SET PROBLEM: Retype each entry below, keeping every character the same.

[Recorded data]
********
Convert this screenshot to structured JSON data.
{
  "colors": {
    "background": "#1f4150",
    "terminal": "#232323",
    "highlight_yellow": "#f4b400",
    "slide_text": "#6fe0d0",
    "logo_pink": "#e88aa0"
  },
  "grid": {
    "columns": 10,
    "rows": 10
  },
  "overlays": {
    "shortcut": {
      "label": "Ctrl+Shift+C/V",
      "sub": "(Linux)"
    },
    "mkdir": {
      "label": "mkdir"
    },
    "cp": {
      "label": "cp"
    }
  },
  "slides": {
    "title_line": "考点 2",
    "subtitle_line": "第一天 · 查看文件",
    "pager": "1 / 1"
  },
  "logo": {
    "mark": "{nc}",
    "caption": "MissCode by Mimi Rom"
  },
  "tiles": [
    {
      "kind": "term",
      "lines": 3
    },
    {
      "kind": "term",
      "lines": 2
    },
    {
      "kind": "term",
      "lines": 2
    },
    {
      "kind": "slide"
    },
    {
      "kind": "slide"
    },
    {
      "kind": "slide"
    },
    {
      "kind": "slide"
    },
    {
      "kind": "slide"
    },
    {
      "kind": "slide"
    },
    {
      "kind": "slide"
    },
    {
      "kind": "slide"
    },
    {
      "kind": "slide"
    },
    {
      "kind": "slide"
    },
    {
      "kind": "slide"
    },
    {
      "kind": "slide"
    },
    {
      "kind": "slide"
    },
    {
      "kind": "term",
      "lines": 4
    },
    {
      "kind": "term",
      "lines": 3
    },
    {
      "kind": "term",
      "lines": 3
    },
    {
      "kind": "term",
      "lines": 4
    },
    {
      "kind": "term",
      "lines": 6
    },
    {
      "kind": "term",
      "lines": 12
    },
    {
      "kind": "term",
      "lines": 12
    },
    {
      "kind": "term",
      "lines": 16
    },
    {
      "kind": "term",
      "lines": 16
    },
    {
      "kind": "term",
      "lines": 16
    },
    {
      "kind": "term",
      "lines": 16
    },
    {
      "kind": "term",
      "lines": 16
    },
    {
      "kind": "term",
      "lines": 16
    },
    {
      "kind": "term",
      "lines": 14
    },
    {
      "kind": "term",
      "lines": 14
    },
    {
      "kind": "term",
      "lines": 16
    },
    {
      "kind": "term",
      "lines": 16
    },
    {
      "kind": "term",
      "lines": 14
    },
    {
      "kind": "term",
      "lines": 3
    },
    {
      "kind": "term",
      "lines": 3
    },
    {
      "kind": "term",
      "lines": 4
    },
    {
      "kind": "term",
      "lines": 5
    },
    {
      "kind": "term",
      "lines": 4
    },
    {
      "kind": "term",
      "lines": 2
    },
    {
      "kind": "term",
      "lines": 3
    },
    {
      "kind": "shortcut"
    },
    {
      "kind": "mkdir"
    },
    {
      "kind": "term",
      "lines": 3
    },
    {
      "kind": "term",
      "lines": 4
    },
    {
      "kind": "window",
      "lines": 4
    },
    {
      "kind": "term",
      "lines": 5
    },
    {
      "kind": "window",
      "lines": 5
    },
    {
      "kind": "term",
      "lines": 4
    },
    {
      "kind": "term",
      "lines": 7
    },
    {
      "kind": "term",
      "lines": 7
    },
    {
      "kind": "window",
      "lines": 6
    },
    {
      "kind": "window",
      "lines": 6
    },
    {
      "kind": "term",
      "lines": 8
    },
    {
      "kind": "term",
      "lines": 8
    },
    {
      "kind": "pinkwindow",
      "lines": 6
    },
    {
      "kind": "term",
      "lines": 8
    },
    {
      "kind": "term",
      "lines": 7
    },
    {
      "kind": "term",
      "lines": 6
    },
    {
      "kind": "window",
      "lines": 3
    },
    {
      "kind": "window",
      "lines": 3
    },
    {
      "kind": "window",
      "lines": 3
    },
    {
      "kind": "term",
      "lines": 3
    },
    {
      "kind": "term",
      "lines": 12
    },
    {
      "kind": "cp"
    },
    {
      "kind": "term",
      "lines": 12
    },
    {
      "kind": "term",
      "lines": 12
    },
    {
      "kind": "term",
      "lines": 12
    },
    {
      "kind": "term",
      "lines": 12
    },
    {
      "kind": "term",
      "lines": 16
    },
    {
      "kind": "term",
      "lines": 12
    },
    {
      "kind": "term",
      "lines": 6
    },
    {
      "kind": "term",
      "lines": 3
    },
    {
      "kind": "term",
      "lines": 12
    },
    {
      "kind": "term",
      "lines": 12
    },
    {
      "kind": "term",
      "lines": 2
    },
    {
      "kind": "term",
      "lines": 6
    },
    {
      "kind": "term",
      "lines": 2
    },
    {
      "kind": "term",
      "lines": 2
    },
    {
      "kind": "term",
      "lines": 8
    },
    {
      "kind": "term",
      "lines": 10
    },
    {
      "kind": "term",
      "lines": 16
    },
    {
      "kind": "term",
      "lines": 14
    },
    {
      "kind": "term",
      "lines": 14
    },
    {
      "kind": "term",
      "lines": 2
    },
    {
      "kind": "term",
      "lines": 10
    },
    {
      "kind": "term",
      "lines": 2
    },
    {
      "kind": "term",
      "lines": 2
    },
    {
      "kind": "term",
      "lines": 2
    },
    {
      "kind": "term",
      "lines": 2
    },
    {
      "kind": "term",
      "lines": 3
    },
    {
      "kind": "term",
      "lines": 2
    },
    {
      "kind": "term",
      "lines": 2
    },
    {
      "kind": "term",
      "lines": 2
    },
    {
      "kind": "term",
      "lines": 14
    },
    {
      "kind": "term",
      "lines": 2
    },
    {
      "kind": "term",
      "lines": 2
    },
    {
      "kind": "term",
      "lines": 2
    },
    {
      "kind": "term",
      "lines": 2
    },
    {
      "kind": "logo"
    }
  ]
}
********
OUTPUT BELOW:
Convert this screenshot to structured JSON data.
{
  "colors": {
    "background": "#1f4150",
    "terminal": "#232323",
    "highlight_yellow": "#f4b400",
    "slide_text": "#6fe0d0",
    "logo_pink": "#e88aa0"
  },
  "grid": {
    "columns": 10,
    "rows": 10
  },
  "overlays": {
    "shortcut": {
      "label": "Ctrl+Shift+C/V",
      "sub": "(Linux)"
    },
    "mkdir": {
      "label": "mkdir"
    },
    "cp": {
      "label": "cp"
    }
  },
  "slides": {
    "title_line": "考点 2",
    "subtitle_line": "第一天 · 查看文件",
    "pager": "1 / 1"
  },
  "logo": {
    "mark": "{nc}",
    "caption": "MissCode by Mimi Rom"
  },
  "tiles": [
    {
      "kind": "term",
      "lines": 3
    },
    {
      "kind": "term",
      "lines": 2
    },
    {
      "kind": "term",
      "lines": 2
    },
    {
      "kind": "slide"
    },
    {
      "kind": "slide"
    },
    {
      "kind": "slide"
    },
    {
      "kind": "slide"
    },
    {
      "kind": "slide"
    },
    {
      "kind": "slide"
    },
    {
      "kind": "slide"
    },
    {
      "kind": "slide"
    },
    {
      "kind": "slide"
    },
    {
      "kind": "slide"
    },
    {
      "kind": "slide"
    },
    {
      "kind": "slide"
    },
    {
      "kind": "slide"
    },
    {
      "kind": "term",
      "lines": 4
    },
    {
      "kind": "term",
      "lines": 3
    },
    {
      "kind": "term",
      "lines": 3
    },
    {
      "kind": "term",
      "lines": 4
    },
    {
      "kind": "term",
      "lines": 6
    },
    {
      "kind": "term",
      "lines": 12
    },
    {
      "kind": "term",
      "lines": 12
    },
    {
      "kind": "term",
      "lines": 16
    },
    {
      "kind": "term",
      "lines": 16
    },
    {
      "kind": "term",
      "lines": 16
    },
    {
      "kind": "term",
      "lines": 16
    },
    {
      "kind": "term",
      "lines": 16
    },
    {
      "kind": "term",
      "lines": 16
    },
    {
      "kind": "term",
      "lines": 14
    },
    {
      "kind": "term",
      "lines": 14
    },
    {
      "kind": "term",
      "lines": 16
    },
    {
      "kind": "term",
      "lines": 16
    },
    {
      "kind": "term",
      "lines": 14
    },
    {
      "kind": "term",
      "lines": 3
    },
    {
      "kind": "term",
      "lines": 3
    },
    {
      "kind": "term",
      "lines": 4
    },
    {
      "kind": "term",
      "lines": 5
    },
    {
      "kind": "term",
      "lines": 4
    },
    {
      "kind": "term",
      "lines": 2
    },
    {
      "kind": "term",
      "lines": 3
    },
    {
      "kind": "shortcut"
    },
    {
      "kind": "mkdir"
    },
    {
      "kind": "term",
      "lines": 3
    },
    {
      "kind": "term",
      "lines": 4
    },
    {
      "kind": "window",
      "lines": 4
    },
    {
      "kind": "term",
      "lines": 5
    },
    {
      "kind": "window",
      "lines": 5
    },
    {
      "kind": "term",
      "lines": 4
    },
    {
      "kind": "term",
      "lines": 7
    },
    {
      "kind": "term",
      "lines": 7
    },
    {
      "kind": "window",
      "lines": 6
    },
    {
      "kind": "window",
      "lines": 6
    },
    {
      "kind": "term",
      "lines": 8
    },
    {
      "kind": "term",
      "lines": 8
    },
    {
      "kind": "pinkwindow",
      "lines": 6
    },
    {
      "kind": "term",
      "lines": 8
    },
    {
      "kind": "term",
      "lines": 7
    },
    {
      "kind": "term",
      "lines": 6
    },
    {
      "kind": "window",
      "lines": 3
    },
    {
      "kind": "window",
      "lines": 3
    },
    {
      "kind": "window",
      "lines": 3
    },
    {
      "kind": "term",
      "lines": 3
    },
    {
      "kind": "term",
      "lines": 12
    },
    {
      "kind": "cp"
    },
    {
      "kind": "term",
      "lines": 12
    },
    {
      "kind": "term",
      "lines": 12
    },
    {
      "kind": "term",
      "lines": 12
    },
    {
      "kind": "term",
      "lines": 12
    },
    {
      "kind": "term",
      "lines": 16
    },
    {
      "kind": "term",
      "lines": 12
    },
    {
      "kind": "term",
      "lines": 6
    },
    {
      "kind": "term",
      "lines": 3
    },
    {
      "kind": "term",
      "lines": 12
    },
    {
      "kind": "term",
      "lines": 12
    },
    {
      "kind": "term",
      "lines": 2
    },
    {
      "kind": "term",
      "lines": 6
    },
    {
      "kind": "term",
      "lines": 2
    },
    {
      "kind": "term",
      "lines": 2
    },
    {
      "kind": "term",
      "lines": 8
    },
    {
      "kind": "term",
      "lines": 10
    },
    {
      "kind": "term",
      "lines": 16
    },
    {
      "kind": "term",
      "lines": 14
    },
    {
      "kind": "term",
      "lines": 14
    },
    {
      "kind": "term",
      "lines": 2
    },
    {
      "kind": "term",
      "lines": 10
    },
    {
      "kind": "term",
      "lines": 2
    },
    {
      "kind": "term",
      "lines": 2
    },
    {
      "kind": "term",
      "lines": 2
    },
    {
      "kind": "term",
      "lines": 2
    },
    {
      "kind": "term",
      "lines": 3
    },
    {
      "kind": "term",
      "lines": 2
    },
    {
      "kind": "term",
      "lines": 2
    },
    {
      "kind": "term",
      "lines": 2
    },
    {
      "kind": "term",
      "lines": 14
    },
    {
      "kind": "term",
      "lines": 2
    },
    {
      "kind": "term",
      "lines": 2
    },
    {
      "kind": "term",
      "lines": 2
    },
    {
      "kind": "term",
      "lines": 2
    },
    {
      "kind": "logo"
    }
  ]
}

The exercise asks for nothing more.